**JOB**
Collect each line of the entries that holds the string "的采购原则".

**EXTRACTED DATA**
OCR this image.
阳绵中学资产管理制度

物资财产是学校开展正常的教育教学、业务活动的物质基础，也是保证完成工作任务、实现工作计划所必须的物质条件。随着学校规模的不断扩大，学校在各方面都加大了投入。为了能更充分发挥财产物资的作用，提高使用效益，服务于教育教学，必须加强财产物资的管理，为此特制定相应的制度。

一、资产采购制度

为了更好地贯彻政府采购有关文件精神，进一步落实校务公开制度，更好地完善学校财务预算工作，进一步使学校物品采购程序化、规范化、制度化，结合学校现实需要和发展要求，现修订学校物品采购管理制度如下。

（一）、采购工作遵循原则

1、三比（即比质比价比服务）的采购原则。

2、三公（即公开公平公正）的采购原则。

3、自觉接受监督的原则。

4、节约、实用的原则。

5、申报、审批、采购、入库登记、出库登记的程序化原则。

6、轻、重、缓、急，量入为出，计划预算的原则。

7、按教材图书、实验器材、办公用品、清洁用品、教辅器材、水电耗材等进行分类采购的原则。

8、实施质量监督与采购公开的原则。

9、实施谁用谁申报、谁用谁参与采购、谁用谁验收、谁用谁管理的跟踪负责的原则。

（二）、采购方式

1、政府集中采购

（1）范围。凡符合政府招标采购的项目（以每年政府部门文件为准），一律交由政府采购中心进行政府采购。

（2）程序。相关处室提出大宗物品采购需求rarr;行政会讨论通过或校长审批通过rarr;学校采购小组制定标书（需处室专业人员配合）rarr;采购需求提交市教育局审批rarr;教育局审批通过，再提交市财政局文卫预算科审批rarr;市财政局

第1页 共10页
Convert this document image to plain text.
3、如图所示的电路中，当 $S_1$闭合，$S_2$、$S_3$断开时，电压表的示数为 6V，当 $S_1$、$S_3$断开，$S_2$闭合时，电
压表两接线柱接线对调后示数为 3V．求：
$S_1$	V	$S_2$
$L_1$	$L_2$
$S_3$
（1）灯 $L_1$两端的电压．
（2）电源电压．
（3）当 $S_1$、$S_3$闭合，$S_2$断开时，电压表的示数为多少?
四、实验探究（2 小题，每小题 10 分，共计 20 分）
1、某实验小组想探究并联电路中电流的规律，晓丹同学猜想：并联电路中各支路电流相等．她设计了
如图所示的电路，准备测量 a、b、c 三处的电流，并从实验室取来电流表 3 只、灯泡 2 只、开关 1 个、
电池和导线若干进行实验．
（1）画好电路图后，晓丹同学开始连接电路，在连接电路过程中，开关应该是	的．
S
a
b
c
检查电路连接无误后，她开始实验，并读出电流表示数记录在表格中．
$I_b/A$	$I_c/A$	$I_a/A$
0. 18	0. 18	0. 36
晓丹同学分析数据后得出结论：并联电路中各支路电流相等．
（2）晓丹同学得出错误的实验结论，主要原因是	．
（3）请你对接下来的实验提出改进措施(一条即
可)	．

**OUTPUT FOR THIS TASK**
1、三比（即比质比价比服务）的采购原则。
2、三公（即公开公平公正）的采购原则。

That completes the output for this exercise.